■ Task to complete
Please copy the blog post between "Haven't posted anything" and "the video soon.", inclusive, and substitute "rambutans" for "durians".

"I just thought whatever i assumed was the right thing. I always thought those thoughts in my dreams were actual facts and reality. Being so naive i took it all in and now i'm crushed. Nobody but me is to be blamed. Things like this shouldn't be based on my assumptions. I should have, could have but i didn't. Stupid is a word i could use but i guess i'm better than that. Oh well, lesson learnt, never force things, challenges and tests might arise, i just gotta keep myself grounded."
-muhd Hafiz-
"Ashes started falling like snow as i slowly watched you go."
Haven't posted anything in AGES omg.... So what's been happening lately? Past 2 weekends were spent volunteering for the National Schools..... NSSCC. It was so awesome, i made tons of new friends and i ate basketfuls of durians. Oh well,when in rome do like the romans do. It so happened i was in durian land. :-D. Yay!
Alrighty, i'm still the same old me no matter how hard i try to change me. Somehow i feel like i'm not me. And there's nothing i can see. Anyway, my arms and back hurt from sunburns attained while tearing down the wall just now. Hope Zaid uploads the video soon.

(A block of data)

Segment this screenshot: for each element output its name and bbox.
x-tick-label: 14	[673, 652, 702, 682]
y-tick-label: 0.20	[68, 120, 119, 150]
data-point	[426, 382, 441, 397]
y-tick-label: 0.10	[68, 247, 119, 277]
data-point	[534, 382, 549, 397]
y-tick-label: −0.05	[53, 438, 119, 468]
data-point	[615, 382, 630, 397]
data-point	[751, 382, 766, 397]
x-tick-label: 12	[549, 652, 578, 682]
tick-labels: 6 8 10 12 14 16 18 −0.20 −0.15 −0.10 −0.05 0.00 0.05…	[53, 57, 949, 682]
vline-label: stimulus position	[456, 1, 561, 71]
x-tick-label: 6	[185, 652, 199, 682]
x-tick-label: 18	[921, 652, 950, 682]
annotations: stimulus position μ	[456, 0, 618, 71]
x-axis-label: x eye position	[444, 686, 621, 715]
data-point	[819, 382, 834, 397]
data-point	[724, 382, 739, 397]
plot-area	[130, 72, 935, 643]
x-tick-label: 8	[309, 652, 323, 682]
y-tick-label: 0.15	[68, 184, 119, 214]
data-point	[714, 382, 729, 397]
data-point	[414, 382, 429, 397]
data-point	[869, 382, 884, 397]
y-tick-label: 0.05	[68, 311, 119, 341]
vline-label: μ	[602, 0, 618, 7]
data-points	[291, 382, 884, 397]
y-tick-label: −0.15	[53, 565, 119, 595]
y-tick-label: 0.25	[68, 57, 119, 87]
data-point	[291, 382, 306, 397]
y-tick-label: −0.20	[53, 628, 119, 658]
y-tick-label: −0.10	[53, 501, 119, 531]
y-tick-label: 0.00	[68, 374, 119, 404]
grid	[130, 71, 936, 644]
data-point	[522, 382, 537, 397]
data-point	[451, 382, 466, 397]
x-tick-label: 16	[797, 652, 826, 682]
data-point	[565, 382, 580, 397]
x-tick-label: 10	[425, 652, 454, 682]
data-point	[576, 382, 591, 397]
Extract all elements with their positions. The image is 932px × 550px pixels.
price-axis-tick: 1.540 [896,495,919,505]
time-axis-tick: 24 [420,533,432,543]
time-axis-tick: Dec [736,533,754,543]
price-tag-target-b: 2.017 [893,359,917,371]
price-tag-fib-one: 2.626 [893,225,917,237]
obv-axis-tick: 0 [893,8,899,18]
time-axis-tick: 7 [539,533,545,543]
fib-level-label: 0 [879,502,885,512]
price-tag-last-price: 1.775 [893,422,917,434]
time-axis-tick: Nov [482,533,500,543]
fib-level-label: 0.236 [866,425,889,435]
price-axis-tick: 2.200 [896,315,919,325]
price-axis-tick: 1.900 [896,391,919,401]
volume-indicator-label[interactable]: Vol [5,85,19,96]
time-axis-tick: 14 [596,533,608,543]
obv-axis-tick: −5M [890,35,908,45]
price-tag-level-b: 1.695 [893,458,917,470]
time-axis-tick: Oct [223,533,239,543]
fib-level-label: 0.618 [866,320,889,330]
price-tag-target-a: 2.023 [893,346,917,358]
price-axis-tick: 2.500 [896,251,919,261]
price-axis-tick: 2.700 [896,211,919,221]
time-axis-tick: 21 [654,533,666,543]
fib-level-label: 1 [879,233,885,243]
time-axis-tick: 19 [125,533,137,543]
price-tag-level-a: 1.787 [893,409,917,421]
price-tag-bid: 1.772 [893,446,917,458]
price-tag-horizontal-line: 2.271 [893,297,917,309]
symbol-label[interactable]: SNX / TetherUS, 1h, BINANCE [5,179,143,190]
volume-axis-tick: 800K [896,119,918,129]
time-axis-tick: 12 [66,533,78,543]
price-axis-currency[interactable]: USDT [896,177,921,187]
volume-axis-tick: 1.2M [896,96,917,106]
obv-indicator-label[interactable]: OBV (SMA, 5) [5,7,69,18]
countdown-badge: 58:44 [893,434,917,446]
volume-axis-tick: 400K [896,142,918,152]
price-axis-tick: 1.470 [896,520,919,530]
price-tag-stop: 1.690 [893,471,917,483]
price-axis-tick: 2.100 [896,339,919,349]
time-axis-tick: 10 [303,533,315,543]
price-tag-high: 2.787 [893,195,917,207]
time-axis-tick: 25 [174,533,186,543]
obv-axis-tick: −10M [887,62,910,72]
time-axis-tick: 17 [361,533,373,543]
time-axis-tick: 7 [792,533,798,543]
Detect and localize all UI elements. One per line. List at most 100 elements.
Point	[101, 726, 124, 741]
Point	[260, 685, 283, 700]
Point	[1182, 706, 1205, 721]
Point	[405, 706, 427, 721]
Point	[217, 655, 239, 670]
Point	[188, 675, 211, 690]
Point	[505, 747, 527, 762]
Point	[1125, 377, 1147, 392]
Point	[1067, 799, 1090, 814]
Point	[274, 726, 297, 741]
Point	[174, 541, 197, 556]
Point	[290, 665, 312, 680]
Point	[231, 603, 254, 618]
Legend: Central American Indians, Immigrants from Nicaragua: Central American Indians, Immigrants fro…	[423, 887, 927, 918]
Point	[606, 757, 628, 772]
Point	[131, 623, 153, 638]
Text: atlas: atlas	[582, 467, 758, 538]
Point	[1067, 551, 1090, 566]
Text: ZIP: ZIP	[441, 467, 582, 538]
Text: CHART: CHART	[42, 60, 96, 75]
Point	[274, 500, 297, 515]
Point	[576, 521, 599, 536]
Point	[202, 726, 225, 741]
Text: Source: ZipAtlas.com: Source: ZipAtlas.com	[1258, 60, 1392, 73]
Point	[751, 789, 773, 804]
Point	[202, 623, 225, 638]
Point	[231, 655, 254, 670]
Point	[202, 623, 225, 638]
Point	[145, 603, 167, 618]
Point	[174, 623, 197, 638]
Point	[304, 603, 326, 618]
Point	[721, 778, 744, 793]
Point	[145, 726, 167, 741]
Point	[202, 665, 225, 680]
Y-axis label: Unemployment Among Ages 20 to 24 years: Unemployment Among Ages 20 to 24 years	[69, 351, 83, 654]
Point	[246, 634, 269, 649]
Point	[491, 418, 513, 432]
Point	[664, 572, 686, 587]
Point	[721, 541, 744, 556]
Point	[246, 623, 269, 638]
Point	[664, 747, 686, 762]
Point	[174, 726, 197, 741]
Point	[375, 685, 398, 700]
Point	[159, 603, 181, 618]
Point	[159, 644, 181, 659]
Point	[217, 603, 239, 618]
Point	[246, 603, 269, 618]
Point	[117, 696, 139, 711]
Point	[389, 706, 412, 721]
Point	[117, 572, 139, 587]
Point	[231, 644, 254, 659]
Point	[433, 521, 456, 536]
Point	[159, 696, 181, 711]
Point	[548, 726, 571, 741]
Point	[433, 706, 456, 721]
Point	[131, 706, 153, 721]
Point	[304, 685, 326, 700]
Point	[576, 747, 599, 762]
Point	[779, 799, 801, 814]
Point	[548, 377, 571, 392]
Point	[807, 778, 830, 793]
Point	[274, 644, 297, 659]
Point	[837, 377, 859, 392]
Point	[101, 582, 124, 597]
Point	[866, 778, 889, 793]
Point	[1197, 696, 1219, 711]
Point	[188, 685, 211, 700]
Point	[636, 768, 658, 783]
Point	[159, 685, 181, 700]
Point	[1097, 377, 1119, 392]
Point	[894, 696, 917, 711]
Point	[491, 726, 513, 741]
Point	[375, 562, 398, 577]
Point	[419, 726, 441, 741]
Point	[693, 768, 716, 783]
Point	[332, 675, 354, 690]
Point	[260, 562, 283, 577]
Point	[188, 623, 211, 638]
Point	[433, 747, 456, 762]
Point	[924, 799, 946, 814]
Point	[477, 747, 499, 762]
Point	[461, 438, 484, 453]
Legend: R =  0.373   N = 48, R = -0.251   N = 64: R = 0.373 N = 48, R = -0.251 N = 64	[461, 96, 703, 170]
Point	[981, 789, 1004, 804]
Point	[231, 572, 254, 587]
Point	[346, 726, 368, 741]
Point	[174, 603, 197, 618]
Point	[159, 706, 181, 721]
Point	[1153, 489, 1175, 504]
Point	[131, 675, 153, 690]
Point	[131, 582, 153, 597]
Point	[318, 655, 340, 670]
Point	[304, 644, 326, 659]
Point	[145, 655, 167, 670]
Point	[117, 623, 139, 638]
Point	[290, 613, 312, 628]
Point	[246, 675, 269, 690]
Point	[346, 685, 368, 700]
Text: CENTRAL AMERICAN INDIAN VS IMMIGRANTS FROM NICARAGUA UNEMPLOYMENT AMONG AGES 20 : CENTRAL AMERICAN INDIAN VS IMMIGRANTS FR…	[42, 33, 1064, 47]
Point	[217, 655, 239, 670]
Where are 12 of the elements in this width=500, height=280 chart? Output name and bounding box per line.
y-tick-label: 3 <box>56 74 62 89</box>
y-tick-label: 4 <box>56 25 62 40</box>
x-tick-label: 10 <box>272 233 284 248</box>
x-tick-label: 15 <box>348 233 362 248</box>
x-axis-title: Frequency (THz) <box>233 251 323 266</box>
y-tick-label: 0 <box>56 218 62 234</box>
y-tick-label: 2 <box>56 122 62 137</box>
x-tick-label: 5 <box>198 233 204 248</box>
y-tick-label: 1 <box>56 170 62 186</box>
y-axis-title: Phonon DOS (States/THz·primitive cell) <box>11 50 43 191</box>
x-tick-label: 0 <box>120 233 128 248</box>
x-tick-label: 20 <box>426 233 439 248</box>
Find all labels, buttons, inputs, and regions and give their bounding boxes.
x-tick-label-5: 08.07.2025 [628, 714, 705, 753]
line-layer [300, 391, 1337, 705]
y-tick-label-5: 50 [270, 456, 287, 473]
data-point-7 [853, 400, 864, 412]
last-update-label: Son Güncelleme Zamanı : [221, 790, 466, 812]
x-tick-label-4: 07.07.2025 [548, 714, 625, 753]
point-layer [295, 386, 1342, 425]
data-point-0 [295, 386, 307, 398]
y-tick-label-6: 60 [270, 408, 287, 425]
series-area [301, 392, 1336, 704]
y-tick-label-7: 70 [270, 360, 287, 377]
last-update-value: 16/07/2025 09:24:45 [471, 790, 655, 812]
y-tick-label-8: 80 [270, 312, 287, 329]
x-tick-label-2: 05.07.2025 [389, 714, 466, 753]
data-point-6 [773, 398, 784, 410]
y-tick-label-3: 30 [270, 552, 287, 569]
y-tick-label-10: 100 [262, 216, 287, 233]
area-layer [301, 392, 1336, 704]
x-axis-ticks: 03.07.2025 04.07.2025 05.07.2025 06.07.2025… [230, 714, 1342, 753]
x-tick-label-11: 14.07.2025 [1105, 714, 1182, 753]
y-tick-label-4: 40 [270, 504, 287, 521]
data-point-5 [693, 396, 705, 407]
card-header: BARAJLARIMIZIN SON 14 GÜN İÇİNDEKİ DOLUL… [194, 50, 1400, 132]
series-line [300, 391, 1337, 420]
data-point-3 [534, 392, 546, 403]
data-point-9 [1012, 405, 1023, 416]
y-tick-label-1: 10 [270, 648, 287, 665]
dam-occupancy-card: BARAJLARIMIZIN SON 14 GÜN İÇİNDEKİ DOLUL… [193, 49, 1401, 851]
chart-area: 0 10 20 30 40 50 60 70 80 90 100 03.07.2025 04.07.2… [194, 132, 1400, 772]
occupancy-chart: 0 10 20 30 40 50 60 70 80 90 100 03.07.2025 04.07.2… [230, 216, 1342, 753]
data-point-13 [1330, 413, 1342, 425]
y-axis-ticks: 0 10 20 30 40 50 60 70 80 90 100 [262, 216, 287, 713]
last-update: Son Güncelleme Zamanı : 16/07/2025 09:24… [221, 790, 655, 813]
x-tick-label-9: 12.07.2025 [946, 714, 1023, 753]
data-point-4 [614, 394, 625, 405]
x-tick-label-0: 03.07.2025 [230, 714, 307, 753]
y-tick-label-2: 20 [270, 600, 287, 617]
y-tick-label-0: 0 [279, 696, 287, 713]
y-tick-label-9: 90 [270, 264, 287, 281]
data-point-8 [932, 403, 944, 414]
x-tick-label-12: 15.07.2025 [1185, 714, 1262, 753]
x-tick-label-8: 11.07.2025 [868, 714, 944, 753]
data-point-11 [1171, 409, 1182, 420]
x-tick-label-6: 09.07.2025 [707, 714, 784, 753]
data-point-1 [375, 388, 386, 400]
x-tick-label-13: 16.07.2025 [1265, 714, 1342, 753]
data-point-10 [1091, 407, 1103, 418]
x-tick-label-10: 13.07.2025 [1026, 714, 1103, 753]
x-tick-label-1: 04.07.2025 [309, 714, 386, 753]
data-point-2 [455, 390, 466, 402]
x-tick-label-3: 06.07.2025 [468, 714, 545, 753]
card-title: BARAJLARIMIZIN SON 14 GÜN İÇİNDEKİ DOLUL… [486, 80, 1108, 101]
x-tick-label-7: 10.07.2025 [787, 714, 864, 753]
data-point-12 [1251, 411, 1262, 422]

■ Reply to the exercise
Haven't posted anything in AGES omg.... So what's been happening lately? Past 2 weekends were spent volunteering for the National Schools..... NSSCC. It was so awesome, i made tons of new friends and i ate basketfuls of rambutans. Oh well,when in rome do like the romans do. It so happened i was in durian land. :-D. Yay!
Alrighty, i'm still the same old me no matter how hard i try to change me. Somehow i feel like i'm not me. And there's nothing i can see. Anyway, my arms and back hurt from sunburns attained while tearing down the wall just now. Hope Zaid uploads the video soon.